*WHAT THIS TASK INVOLVES*: Nothing but a number should be returned: the count of lines in the records that contain "name".

Start of PROVIDED RECORDS

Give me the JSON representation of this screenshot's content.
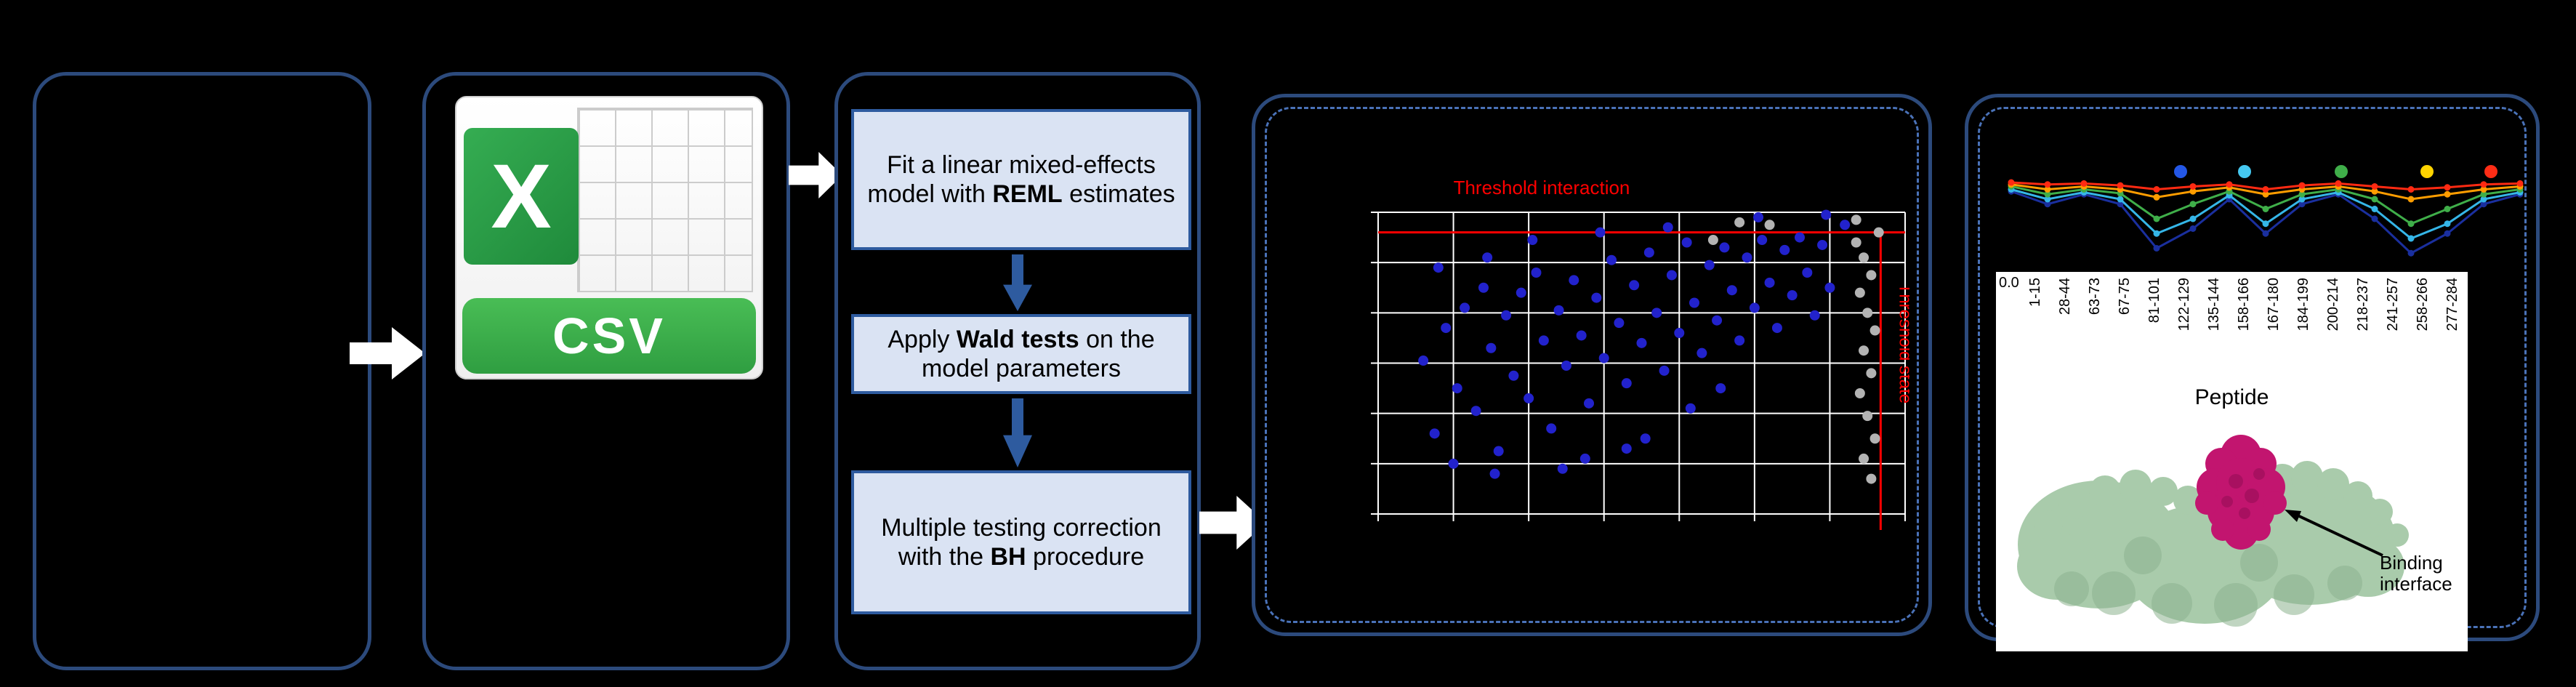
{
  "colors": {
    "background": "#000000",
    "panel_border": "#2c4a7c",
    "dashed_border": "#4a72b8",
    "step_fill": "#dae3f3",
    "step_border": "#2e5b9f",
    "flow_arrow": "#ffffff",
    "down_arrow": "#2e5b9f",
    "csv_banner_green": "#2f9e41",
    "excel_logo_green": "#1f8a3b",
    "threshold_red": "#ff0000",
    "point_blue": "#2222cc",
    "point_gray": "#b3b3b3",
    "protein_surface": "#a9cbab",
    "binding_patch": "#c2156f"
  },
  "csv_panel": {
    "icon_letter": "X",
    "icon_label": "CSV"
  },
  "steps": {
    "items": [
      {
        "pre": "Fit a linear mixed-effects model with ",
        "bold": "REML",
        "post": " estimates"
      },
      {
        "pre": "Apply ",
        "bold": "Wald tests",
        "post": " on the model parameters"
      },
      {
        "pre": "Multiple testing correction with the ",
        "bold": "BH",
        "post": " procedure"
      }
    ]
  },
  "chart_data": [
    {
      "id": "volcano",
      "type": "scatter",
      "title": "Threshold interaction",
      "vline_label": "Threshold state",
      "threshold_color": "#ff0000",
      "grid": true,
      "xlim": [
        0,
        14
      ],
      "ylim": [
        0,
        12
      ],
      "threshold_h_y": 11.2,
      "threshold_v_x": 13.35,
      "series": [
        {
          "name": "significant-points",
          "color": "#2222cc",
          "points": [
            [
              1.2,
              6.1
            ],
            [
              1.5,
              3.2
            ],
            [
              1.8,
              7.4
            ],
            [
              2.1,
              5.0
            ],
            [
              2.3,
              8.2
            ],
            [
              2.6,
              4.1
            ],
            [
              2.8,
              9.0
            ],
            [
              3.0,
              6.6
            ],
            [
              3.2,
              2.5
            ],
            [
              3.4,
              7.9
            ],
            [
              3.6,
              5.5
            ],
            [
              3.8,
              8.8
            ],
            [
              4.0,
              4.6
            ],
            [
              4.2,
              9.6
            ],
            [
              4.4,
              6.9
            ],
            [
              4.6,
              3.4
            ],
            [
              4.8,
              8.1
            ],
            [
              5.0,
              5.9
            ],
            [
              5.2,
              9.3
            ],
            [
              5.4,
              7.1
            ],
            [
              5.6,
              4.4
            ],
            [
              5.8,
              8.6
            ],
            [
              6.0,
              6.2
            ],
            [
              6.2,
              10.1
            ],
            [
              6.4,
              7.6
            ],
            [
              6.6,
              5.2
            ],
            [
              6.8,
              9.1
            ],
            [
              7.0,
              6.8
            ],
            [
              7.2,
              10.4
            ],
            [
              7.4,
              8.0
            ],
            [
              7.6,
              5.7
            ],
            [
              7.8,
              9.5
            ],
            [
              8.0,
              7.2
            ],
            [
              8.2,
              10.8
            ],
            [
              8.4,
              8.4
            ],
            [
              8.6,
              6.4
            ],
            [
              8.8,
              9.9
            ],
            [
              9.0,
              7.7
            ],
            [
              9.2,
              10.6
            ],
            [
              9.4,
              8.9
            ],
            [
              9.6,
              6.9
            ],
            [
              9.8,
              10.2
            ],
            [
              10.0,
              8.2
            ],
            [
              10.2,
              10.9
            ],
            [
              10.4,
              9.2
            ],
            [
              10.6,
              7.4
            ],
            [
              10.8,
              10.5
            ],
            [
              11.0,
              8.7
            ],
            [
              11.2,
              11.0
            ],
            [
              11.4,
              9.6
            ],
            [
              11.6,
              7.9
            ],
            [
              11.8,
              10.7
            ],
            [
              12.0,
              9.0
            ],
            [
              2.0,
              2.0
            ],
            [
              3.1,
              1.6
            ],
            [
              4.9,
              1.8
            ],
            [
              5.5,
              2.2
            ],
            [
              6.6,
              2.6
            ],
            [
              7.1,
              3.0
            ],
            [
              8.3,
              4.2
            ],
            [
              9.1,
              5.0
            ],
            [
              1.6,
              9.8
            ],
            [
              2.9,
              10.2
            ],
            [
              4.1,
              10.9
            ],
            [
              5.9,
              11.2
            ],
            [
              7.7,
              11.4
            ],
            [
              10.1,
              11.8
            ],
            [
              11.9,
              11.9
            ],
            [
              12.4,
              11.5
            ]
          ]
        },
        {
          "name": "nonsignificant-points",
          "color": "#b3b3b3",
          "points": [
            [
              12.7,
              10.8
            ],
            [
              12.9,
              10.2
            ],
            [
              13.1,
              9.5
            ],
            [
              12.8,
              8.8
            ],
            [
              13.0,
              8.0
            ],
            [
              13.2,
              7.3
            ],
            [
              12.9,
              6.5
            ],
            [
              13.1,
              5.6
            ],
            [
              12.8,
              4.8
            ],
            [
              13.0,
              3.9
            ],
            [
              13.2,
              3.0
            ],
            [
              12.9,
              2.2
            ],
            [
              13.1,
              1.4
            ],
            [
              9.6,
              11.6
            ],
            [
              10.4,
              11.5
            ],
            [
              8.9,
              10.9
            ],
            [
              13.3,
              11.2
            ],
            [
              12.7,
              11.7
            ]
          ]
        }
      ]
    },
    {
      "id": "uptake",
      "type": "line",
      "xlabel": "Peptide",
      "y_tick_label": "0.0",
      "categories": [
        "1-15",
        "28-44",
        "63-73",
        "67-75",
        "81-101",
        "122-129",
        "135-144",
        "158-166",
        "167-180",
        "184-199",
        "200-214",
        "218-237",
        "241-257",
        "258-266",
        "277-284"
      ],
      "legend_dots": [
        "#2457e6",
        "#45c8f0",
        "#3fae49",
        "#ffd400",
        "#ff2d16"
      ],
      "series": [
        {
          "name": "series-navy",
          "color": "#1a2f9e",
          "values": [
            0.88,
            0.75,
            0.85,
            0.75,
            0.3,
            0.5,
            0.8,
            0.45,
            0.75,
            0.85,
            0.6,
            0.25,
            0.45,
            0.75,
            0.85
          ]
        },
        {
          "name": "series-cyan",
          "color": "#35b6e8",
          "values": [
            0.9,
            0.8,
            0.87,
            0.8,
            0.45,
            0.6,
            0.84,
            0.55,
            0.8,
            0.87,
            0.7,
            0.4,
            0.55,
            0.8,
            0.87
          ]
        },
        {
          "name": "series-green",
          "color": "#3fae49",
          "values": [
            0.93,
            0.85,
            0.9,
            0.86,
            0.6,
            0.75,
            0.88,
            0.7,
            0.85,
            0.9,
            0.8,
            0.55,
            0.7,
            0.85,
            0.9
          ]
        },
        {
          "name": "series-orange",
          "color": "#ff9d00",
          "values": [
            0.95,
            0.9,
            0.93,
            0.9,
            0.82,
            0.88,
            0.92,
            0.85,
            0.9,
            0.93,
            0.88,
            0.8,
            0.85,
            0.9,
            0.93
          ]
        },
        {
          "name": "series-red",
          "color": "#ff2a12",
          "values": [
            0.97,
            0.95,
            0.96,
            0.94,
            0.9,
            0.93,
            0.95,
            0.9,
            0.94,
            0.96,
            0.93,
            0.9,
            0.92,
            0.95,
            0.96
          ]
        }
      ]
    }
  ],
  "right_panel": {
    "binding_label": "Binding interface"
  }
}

End of PROVIDED RECORDS

*RESULT*: 7